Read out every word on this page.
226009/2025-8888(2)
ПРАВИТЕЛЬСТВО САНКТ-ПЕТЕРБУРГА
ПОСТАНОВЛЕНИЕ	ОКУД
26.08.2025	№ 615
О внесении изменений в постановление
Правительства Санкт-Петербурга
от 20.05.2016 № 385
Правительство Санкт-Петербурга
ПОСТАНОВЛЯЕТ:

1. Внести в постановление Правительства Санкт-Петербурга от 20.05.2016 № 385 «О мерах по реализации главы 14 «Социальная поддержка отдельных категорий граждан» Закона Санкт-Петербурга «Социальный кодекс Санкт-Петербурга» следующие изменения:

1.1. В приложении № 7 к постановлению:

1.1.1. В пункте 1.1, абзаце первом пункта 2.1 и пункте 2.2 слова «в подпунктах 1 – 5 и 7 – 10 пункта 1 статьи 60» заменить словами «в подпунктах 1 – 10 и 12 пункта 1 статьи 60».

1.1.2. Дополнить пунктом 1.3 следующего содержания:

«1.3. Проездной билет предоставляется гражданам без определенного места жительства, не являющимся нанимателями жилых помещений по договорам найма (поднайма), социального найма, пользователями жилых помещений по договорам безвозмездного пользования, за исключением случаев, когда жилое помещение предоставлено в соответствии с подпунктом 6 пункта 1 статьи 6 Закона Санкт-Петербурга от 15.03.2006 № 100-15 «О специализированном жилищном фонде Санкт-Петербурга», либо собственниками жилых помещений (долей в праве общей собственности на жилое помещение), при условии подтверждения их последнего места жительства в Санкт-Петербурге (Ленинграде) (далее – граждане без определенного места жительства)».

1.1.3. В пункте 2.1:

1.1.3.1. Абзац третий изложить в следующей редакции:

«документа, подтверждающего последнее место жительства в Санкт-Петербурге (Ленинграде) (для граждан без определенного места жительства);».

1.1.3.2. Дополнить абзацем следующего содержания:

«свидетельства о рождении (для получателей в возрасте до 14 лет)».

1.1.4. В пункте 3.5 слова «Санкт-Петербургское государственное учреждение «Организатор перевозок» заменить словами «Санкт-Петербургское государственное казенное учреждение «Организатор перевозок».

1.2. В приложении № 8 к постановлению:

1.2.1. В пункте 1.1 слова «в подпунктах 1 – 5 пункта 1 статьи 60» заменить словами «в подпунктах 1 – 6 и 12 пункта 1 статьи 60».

┄┄┄┄┄┄

Each line of the material should be echoed exactly.

Read out every word on this page.
226009/2025-8888(2)
ПРАВИТЕЛЬСТВО САНКТ-ПЕТЕРБУРГА
ПОСТАНОВЛЕНИЕ	ОКУД
26.08.2025	№ 615
О внесении изменений в постановление
Правительства Санкт-Петербурга
от 20.05.2016 № 385
Правительство Санкт-Петербурга
ПОСТАНОВЛЯЕТ:

1. Внести в постановление Правительства Санкт-Петербурга от 20.05.2016 № 385 «О мерах по реализации главы 14 «Социальная поддержка отдельных категорий граждан» Закона Санкт-Петербурга «Социальный кодекс Санкт-Петербурга» следующие изменения:

1.1. В приложении № 7 к постановлению:

1.1.1. В пункте 1.1, абзаце первом пункта 2.1 и пункте 2.2 слова «в подпунктах 1 – 5 и 7 – 10 пункта 1 статьи 60» заменить словами «в подпунктах 1 – 10 и 12 пункта 1 статьи 60».

1.1.2. Дополнить пунктом 1.3 следующего содержания:

«1.3. Проездной билет предоставляется гражданам без определенного места жительства, не являющимся нанимателями жилых помещений по договорам найма (поднайма), социального найма, пользователями жилых помещений по договорам безвозмездного пользования, за исключением случаев, когда жилое помещение предоставлено в соответствии с подпунктом 6 пункта 1 статьи 6 Закона Санкт-Петербурга от 15.03.2006 № 100-15 «О специализированном жилищном фонде Санкт-Петербурга», либо собственниками жилых помещений (долей в праве общей собственности на жилое помещение), при условии подтверждения их последнего места жительства в Санкт-Петербурге (Ленинграде) (далее – граждане без определенного места жительства)».

1.1.3. В пункте 2.1:

1.1.3.1. Абзац третий изложить в следующей редакции:

«документа, подтверждающего последнее место жительства в Санкт-Петербурге (Ленинграде) (для граждан без определенного места жительства);».

1.1.3.2. Дополнить абзацем следующего содержания:

«свидетельства о рождении (для получателей в возрасте до 14 лет)».

1.1.4. В пункте 3.5 слова «Санкт-Петербургское государственное учреждение «Организатор перевозок» заменить словами «Санкт-Петербургское государственное казенное учреждение «Организатор перевозок».

1.2. В приложении № 8 к постановлению:

1.2.1. В пункте 1.1 слова «в подпунктах 1 – 5 пункта 1 статьи 60» заменить словами «в подпунктах 1 – 6 и 12 пункта 1 статьи 60».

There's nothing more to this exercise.